OBJECTIVE ▸ In the listing below, locate the lines that hold the string "Historie". Copy those lines.

Start of DATA TO PROCESS

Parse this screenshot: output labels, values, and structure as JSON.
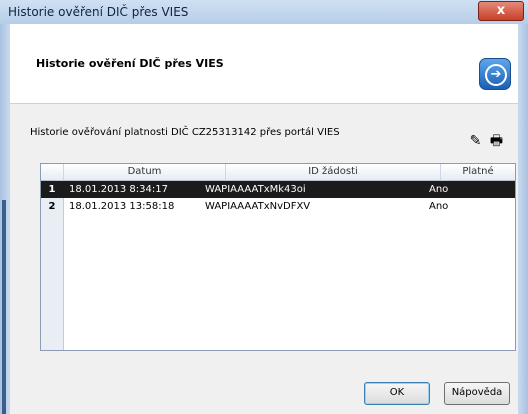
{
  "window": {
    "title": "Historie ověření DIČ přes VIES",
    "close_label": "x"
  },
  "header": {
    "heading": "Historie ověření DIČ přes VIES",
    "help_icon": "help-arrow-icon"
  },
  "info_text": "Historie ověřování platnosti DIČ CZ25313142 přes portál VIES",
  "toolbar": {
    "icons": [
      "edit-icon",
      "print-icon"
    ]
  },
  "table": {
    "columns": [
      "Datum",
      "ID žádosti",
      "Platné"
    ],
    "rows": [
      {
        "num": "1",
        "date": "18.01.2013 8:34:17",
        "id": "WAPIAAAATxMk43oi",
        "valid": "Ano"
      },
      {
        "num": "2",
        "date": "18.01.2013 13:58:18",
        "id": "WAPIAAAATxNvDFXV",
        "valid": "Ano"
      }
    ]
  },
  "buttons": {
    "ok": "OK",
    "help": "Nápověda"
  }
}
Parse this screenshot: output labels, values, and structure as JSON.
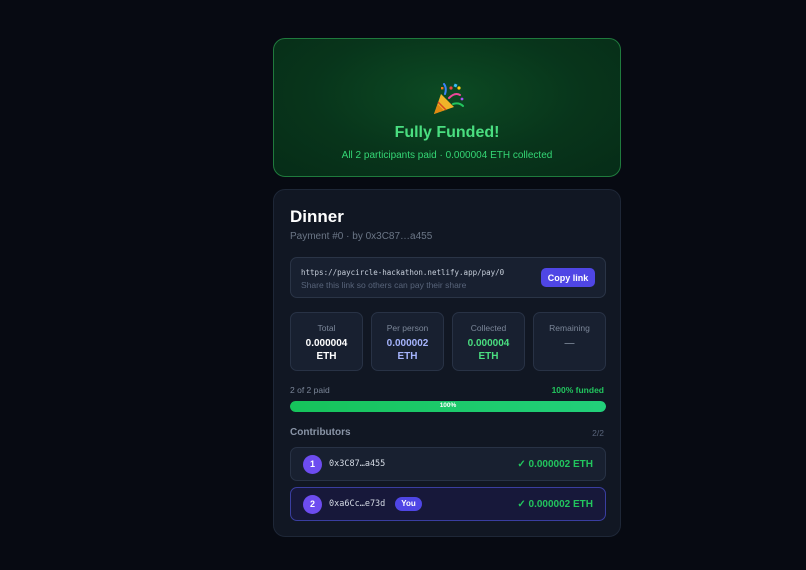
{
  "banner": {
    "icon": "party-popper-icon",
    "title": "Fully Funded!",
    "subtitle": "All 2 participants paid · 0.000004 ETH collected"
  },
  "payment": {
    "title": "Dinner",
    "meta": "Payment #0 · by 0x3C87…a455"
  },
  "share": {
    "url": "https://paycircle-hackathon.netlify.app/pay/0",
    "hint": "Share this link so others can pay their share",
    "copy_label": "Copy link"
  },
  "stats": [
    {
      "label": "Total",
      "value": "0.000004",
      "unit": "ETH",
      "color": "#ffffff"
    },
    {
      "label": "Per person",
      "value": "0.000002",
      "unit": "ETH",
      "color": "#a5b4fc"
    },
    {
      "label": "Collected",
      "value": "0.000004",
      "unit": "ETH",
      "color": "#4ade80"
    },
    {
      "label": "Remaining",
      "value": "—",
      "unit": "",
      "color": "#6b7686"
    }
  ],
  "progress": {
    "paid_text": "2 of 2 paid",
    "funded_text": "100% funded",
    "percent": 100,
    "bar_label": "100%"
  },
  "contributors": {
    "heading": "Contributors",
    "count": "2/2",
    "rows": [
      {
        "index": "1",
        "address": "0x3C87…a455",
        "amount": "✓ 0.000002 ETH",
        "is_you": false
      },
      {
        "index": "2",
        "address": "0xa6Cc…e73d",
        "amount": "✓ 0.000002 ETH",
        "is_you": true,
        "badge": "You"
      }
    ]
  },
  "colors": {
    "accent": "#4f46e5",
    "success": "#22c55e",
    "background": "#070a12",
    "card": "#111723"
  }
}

End of DATA TO PROCESS
Start of DATA TO PROCESS

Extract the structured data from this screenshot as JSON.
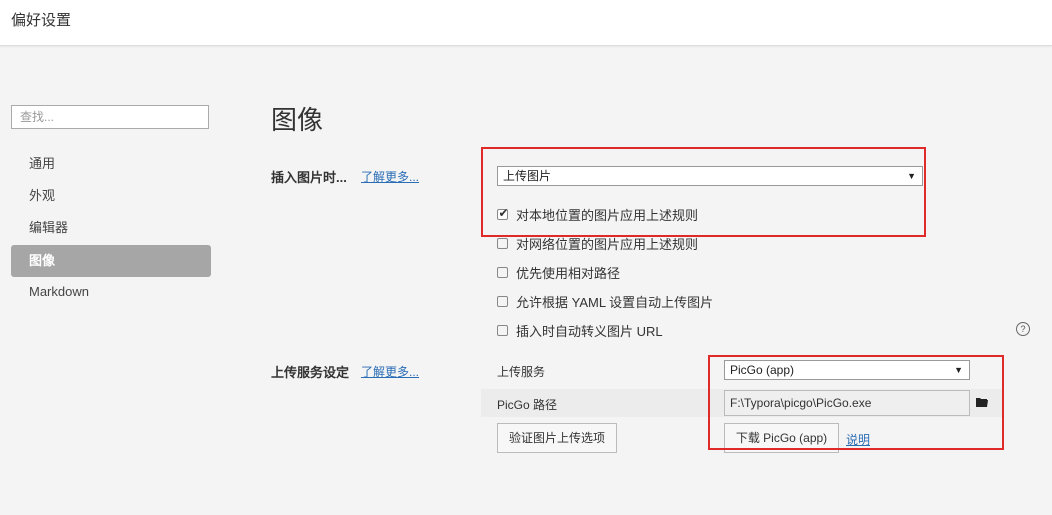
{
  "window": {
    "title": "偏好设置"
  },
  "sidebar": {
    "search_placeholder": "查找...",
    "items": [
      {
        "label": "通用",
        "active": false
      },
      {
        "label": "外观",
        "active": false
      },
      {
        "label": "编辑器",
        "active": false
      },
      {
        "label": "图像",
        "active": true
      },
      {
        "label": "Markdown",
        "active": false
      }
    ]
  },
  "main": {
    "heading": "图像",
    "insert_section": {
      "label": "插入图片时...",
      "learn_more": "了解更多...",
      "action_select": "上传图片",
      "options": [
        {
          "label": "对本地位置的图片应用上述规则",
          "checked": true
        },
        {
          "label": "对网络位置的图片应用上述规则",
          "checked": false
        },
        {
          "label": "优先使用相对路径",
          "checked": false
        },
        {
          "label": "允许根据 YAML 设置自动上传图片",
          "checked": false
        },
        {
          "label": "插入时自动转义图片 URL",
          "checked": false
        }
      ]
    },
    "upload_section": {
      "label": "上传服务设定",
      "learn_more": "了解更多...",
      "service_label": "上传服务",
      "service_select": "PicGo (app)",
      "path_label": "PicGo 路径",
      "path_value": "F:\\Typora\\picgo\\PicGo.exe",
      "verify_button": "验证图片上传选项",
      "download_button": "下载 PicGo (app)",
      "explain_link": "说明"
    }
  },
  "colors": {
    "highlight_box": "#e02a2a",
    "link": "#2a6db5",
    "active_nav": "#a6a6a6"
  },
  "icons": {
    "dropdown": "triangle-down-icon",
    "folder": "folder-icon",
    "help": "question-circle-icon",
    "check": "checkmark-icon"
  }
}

End of DATA TO PROCESS

RESULT OF THE TASK ▸
    "title": "Historie ověření DIČ přes VIES",
    "heading": "Historie ověření DIČ přes VIES",
  "info_text": "Historie ověřování platnosti DIČ CZ25313142 přes portál VIES",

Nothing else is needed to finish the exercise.